» **Exercise instructions**
Every line of the material below must be repeated exactly.

-- START Exercise material --

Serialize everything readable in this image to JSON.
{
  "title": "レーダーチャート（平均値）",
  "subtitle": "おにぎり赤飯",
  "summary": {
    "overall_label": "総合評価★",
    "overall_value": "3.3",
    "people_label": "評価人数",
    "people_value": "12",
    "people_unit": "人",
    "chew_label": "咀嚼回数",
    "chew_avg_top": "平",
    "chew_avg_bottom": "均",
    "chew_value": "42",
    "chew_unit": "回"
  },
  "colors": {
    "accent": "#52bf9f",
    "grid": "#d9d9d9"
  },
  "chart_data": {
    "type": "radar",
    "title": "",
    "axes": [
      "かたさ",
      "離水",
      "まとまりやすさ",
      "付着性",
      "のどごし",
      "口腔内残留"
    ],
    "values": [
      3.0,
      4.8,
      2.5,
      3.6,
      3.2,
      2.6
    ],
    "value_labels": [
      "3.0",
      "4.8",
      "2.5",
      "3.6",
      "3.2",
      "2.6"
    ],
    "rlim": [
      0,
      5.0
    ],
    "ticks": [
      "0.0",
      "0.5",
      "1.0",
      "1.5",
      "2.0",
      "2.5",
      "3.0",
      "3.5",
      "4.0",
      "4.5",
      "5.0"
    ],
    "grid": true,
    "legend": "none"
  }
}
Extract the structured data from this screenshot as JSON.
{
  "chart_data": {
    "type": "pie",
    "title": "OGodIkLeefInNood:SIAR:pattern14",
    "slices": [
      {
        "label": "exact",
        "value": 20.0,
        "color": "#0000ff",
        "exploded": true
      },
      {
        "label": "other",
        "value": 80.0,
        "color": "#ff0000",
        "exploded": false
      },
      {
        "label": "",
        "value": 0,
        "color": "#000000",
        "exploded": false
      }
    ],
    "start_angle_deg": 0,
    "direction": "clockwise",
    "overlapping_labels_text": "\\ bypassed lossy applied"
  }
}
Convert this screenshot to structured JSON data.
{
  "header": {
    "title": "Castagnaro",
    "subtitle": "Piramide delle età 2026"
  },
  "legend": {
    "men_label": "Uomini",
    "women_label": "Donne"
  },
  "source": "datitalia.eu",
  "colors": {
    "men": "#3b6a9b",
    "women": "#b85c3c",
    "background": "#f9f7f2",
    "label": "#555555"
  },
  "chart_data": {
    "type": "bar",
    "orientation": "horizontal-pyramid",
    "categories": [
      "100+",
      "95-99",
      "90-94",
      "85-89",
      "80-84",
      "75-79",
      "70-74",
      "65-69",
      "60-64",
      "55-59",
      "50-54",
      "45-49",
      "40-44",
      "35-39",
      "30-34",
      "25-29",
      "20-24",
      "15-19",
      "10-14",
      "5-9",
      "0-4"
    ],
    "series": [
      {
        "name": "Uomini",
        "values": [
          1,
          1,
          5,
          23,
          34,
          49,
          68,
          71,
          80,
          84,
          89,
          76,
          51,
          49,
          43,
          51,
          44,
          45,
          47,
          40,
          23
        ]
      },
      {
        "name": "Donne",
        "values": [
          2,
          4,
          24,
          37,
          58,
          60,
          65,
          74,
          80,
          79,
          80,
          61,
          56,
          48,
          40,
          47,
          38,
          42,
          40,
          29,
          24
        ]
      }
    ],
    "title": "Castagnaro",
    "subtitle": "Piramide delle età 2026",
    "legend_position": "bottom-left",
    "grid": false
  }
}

-- END Exercise material --

» **Exercise answer**
Serialize everything readable in this image to JSON.
{
  "title": "レーダーチャート（平均値）",
  "subtitle": "おにぎり赤飯",
  "summary": {
    "overall_label": "総合評価★",
    "overall_value": "3.3",
    "people_label": "評価人数",
    "people_value": "12",
    "people_unit": "人",
    "chew_label": "咀嚼回数",
    "chew_avg_top": "平",
    "chew_avg_bottom": "均",
    "chew_value": "42",
    "chew_unit": "回"
  },
  "colors": {
    "accent": "#52bf9f",
    "grid": "#d9d9d9"
  },
  "chart_data": {
    "type": "radar",
    "title": "",
    "axes": [
      "かたさ",
      "離水",
      "まとまりやすさ",
      "付着性",
      "のどごし",
      "口腔内残留"
    ],
    "values": [
      3.0,
      4.8,
      2.5,
      3.6,
      3.2,
      2.6
    ],
    "value_labels": [
      "3.0",
      "4.8",
      "2.5",
      "3.6",
      "3.2",
      "2.6"
    ],
    "rlim": [
      0,
      5.0
    ],
    "ticks": [
      "0.0",
      "0.5",
      "1.0",
      "1.5",
      "2.0",
      "2.5",
      "3.0",
      "3.5",
      "4.0",
      "4.5",
      "5.0"
    ],
    "grid": true,
    "legend": "none"
  }
}
Extract the structured data from this screenshot as JSON.
{
  "chart_data": {
    "type": "pie",
    "title": "OGodIkLeefInNood:SIAR:pattern14",
    "slices": [
      {
        "label": "exact",
        "value": 20.0,
        "color": "#0000ff",
        "exploded": true
      },
      {
        "label": "other",
        "value": 80.0,
        "color": "#ff0000",
        "exploded": false
      },
      {
        "label": "",
        "value": 0,
        "color": "#000000",
        "exploded": false
      }
    ],
    "start_angle_deg": 0,
    "direction": "clockwise",
    "overlapping_labels_text": "\\ bypassed lossy applied"
  }
}
Convert this screenshot to structured JSON data.
{
  "header": {
    "title": "Castagnaro",
    "subtitle": "Piramide delle età 2026"
  },
  "legend": {
    "men_label": "Uomini",
    "women_label": "Donne"
  },
  "source": "datitalia.eu",
  "colors": {
    "men": "#3b6a9b",
    "women": "#b85c3c",
    "background": "#f9f7f2",
    "label": "#555555"
  },
  "chart_data": {
    "type": "bar",
    "orientation": "horizontal-pyramid",
    "categories": [
      "100+",
      "95-99",
      "90-94",
      "85-89",
      "80-84",
      "75-79",
      "70-74",
      "65-69",
      "60-64",
      "55-59",
      "50-54",
      "45-49",
      "40-44",
      "35-39",
      "30-34",
      "25-29",
      "20-24",
      "15-19",
      "10-14",
      "5-9",
      "0-4"
    ],
    "series": [
      {
        "name": "Uomini",
        "values": [
          1,
          1,
          5,
          23,
          34,
          49,
          68,
          71,
          80,
          84,
          89,
          76,
          51,
          49,
          43,
          51,
          44,
          45,
          47,
          40,
          23
        ]
      },
      {
        "name": "Donne",
        "values": [
          2,
          4,
          24,
          37,
          58,
          60,
          65,
          74,
          80,
          79,
          80,
          61,
          56,
          48,
          40,
          47,
          38,
          42,
          40,
          29,
          24
        ]
      }
    ],
    "title": "Castagnaro",
    "subtitle": "Piramide delle età 2026",
    "legend_position": "bottom-left",
    "grid": false
  }
}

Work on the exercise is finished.